(Items listed in a dataset)
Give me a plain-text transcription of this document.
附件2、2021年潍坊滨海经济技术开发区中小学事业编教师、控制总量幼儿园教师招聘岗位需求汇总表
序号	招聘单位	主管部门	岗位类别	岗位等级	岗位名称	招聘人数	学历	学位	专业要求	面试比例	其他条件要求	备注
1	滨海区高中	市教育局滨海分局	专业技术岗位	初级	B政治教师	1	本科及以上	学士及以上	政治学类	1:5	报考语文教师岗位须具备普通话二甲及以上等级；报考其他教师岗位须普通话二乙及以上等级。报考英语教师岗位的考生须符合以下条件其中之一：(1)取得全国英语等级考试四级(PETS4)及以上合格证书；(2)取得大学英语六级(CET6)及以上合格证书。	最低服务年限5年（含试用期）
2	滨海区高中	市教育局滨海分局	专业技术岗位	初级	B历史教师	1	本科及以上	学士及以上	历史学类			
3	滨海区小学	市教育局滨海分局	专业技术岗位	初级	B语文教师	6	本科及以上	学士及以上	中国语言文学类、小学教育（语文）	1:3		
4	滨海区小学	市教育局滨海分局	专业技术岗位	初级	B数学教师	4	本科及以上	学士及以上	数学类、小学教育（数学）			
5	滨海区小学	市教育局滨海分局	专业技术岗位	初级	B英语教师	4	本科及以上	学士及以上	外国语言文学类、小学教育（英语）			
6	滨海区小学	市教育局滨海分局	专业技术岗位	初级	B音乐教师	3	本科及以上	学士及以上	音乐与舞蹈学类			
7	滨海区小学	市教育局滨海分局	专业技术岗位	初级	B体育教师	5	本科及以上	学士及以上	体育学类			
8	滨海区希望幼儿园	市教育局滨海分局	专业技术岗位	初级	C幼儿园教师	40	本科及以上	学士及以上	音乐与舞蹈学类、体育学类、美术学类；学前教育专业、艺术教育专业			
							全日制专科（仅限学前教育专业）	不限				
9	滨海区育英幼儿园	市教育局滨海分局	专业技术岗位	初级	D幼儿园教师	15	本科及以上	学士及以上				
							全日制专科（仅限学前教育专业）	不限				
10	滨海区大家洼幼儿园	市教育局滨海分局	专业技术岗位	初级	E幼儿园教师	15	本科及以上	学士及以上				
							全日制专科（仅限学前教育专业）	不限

◆ Instructions to follow ◆
Reproduce the entries above exactly.

◆ Solved problem ◆
Give me a plain-text transcription of this document.
附件2、2021年潍坊滨海经济技术开发区中小学事业编教师、控制总量幼儿园教师招聘岗位需求汇总表
序号	招聘单位	主管部门	岗位类别	岗位等级	岗位名称	招聘人数	学历	学位	专业要求	面试比例	其他条件要求	备注
1	滨海区高中	市教育局滨海分局	专业技术岗位	初级	B政治教师	1	本科及以上	学士及以上	政治学类	1:5	报考语文教师岗位须具备普通话二甲及以上等级；报考其他教师岗位须普通话二乙及以上等级。报考英语教师岗位的考生须符合以下条件其中之一：(1)取得全国英语等级考试四级(PETS4)及以上合格证书；(2)取得大学英语六级(CET6)及以上合格证书。	最低服务年限5年（含试用期）
2	滨海区高中	市教育局滨海分局	专业技术岗位	初级	B历史教师	1	本科及以上	学士及以上	历史学类			
3	滨海区小学	市教育局滨海分局	专业技术岗位	初级	B语文教师	6	本科及以上	学士及以上	中国语言文学类、小学教育（语文）	1:3		
4	滨海区小学	市教育局滨海分局	专业技术岗位	初级	B数学教师	4	本科及以上	学士及以上	数学类、小学教育（数学）			
5	滨海区小学	市教育局滨海分局	专业技术岗位	初级	B英语教师	4	本科及以上	学士及以上	外国语言文学类、小学教育（英语）			
6	滨海区小学	市教育局滨海分局	专业技术岗位	初级	B音乐教师	3	本科及以上	学士及以上	音乐与舞蹈学类			
7	滨海区小学	市教育局滨海分局	专业技术岗位	初级	B体育教师	5	本科及以上	学士及以上	体育学类			
8	滨海区希望幼儿园	市教育局滨海分局	专业技术岗位	初级	C幼儿园教师	40	本科及以上	学士及以上	音乐与舞蹈学类、体育学类、美术学类；学前教育专业、艺术教育专业			
							全日制专科（仅限学前教育专业）	不限				
9	滨海区育英幼儿园	市教育局滨海分局	专业技术岗位	初级	D幼儿园教师	15	本科及以上	学士及以上				
							全日制专科（仅限学前教育专业）	不限				
10	滨海区大家洼幼儿园	市教育局滨海分局	专业技术岗位	初级	E幼儿园教师	15	本科及以上	学士及以上				
							全日制专科（仅限学前教育专业）	不限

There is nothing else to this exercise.